[Items listed in a dataset]
—————

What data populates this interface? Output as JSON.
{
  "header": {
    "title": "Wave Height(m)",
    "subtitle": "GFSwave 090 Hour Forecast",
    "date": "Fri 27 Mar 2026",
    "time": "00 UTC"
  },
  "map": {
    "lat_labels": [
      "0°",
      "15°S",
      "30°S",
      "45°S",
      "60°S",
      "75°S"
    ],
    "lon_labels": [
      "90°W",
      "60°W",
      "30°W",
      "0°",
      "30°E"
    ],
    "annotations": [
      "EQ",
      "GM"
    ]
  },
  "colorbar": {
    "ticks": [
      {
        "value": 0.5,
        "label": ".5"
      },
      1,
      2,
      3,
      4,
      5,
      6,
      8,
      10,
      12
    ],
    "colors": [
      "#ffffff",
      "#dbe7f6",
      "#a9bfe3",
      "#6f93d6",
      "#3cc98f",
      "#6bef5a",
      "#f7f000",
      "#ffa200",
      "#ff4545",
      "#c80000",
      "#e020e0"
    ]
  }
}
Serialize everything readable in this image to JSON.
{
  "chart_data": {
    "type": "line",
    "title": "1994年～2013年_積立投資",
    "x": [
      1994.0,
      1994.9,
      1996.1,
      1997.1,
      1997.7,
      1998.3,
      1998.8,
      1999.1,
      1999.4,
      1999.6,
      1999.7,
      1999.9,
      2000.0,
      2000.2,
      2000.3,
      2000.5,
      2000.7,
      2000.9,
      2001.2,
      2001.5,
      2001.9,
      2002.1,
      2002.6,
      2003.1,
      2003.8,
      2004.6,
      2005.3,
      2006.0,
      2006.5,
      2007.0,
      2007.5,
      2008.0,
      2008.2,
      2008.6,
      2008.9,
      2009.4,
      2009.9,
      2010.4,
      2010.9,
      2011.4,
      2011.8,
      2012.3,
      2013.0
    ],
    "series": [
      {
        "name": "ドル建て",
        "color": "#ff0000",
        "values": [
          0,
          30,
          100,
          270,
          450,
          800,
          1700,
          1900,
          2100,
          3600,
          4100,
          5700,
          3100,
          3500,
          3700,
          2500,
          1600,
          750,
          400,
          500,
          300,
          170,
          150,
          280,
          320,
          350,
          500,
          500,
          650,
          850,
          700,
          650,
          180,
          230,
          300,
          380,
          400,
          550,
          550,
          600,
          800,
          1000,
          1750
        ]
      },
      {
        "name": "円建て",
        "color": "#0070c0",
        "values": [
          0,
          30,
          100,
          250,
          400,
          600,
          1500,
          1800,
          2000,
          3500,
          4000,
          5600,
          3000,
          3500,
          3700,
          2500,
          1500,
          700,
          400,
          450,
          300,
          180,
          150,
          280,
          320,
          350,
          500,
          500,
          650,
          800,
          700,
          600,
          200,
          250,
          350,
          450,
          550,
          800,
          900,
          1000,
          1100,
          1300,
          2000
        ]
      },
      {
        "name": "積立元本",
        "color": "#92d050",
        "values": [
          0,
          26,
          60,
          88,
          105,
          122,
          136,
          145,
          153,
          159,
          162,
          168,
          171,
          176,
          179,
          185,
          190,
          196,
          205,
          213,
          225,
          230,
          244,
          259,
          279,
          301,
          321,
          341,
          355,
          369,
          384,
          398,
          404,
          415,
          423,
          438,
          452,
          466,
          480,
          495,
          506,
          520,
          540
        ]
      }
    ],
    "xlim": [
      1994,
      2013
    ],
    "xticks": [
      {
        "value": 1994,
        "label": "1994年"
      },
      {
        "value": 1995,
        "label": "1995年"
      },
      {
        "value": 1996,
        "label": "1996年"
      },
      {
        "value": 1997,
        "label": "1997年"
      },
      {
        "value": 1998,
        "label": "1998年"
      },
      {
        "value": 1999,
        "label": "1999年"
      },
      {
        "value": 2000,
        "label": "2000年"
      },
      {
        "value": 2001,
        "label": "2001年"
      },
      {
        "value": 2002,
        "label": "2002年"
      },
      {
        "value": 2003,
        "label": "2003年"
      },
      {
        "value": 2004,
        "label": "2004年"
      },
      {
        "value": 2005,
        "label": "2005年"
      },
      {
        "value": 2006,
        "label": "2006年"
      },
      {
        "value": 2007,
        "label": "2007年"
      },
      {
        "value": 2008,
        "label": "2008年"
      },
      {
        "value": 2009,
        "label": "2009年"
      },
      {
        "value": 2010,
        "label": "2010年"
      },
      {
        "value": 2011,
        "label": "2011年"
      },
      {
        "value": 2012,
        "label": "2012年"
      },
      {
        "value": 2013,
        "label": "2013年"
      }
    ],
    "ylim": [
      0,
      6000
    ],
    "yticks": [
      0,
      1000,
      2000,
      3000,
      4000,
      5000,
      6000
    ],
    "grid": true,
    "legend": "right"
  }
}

—————

Retype every entry word for word.

What data populates this interface? Output as JSON.
{
  "header": {
    "title": "Wave Height(m)",
    "subtitle": "GFSwave 090 Hour Forecast",
    "date": "Fri 27 Mar 2026",
    "time": "00 UTC"
  },
  "map": {
    "lat_labels": [
      "0°",
      "15°S",
      "30°S",
      "45°S",
      "60°S",
      "75°S"
    ],
    "lon_labels": [
      "90°W",
      "60°W",
      "30°W",
      "0°",
      "30°E"
    ],
    "annotations": [
      "EQ",
      "GM"
    ]
  },
  "colorbar": {
    "ticks": [
      {
        "value": 0.5,
        "label": ".5"
      },
      1,
      2,
      3,
      4,
      5,
      6,
      8,
      10,
      12
    ],
    "colors": [
      "#ffffff",
      "#dbe7f6",
      "#a9bfe3",
      "#6f93d6",
      "#3cc98f",
      "#6bef5a",
      "#f7f000",
      "#ffa200",
      "#ff4545",
      "#c80000",
      "#e020e0"
    ]
  }
}
Serialize everything readable in this image to JSON.
{
  "chart_data": {
    "type": "line",
    "title": "1994年～2013年_積立投資",
    "x": [
      1994.0,
      1994.9,
      1996.1,
      1997.1,
      1997.7,
      1998.3,
      1998.8,
      1999.1,
      1999.4,
      1999.6,
      1999.7,
      1999.9,
      2000.0,
      2000.2,
      2000.3,
      2000.5,
      2000.7,
      2000.9,
      2001.2,
      2001.5,
      2001.9,
      2002.1,
      2002.6,
      2003.1,
      2003.8,
      2004.6,
      2005.3,
      2006.0,
      2006.5,
      2007.0,
      2007.5,
      2008.0,
      2008.2,
      2008.6,
      2008.9,
      2009.4,
      2009.9,
      2010.4,
      2010.9,
      2011.4,
      2011.8,
      2012.3,
      2013.0
    ],
    "series": [
      {
        "name": "ドル建て",
        "color": "#ff0000",
        "values": [
          0,
          30,
          100,
          270,
          450,
          800,
          1700,
          1900,
          2100,
          3600,
          4100,
          5700,
          3100,
          3500,
          3700,
          2500,
          1600,
          750,
          400,
          500,
          300,
          170,
          150,
          280,
          320,
          350,
          500,
          500,
          650,
          850,
          700,
          650,
          180,
          230,
          300,
          380,
          400,
          550,
          550,
          600,
          800,
          1000,
          1750
        ]
      },
      {
        "name": "円建て",
        "color": "#0070c0",
        "values": [
          0,
          30,
          100,
          250,
          400,
          600,
          1500,
          1800,
          2000,
          3500,
          4000,
          5600,
          3000,
          3500,
          3700,
          2500,
          1500,
          700,
          400,
          450,
          300,
          180,
          150,
          280,
          320,
          350,
          500,
          500,
          650,
          800,
          700,
          600,
          200,
          250,
          350,
          450,
          550,
          800,
          900,
          1000,
          1100,
          1300,
          2000
        ]
      },
      {
        "name": "積立元本",
        "color": "#92d050",
        "values": [
          0,
          26,
          60,
          88,
          105,
          122,
          136,
          145,
          153,
          159,
          162,
          168,
          171,
          176,
          179,
          185,
          190,
          196,
          205,
          213,
          225,
          230,
          244,
          259,
          279,
          301,
          321,
          341,
          355,
          369,
          384,
          398,
          404,
          415,
          423,
          438,
          452,
          466,
          480,
          495,
          506,
          520,
          540
        ]
      }
    ],
    "xlim": [
      1994,
      2013
    ],
    "xticks": [
      {
        "value": 1994,
        "label": "1994年"
      },
      {
        "value": 1995,
        "label": "1995年"
      },
      {
        "value": 1996,
        "label": "1996年"
      },
      {
        "value": 1997,
        "label": "1997年"
      },
      {
        "value": 1998,
        "label": "1998年"
      },
      {
        "value": 1999,
        "label": "1999年"
      },
      {
        "value": 2000,
        "label": "2000年"
      },
      {
        "value": 2001,
        "label": "2001年"
      },
      {
        "value": 2002,
        "label": "2002年"
      },
      {
        "value": 2003,
        "label": "2003年"
      },
      {
        "value": 2004,
        "label": "2004年"
      },
      {
        "value": 2005,
        "label": "2005年"
      },
      {
        "value": 2006,
        "label": "2006年"
      },
      {
        "value": 2007,
        "label": "2007年"
      },
      {
        "value": 2008,
        "label": "2008年"
      },
      {
        "value": 2009,
        "label": "2009年"
      },
      {
        "value": 2010,
        "label": "2010年"
      },
      {
        "value": 2011,
        "label": "2011年"
      },
      {
        "value": 2012,
        "label": "2012年"
      },
      {
        "value": 2013,
        "label": "2013年"
      }
    ],
    "ylim": [
      0,
      6000
    ],
    "yticks": [
      0,
      1000,
      2000,
      3000,
      4000,
      5000,
      6000
    ],
    "grid": true,
    "legend": "right"
  }
}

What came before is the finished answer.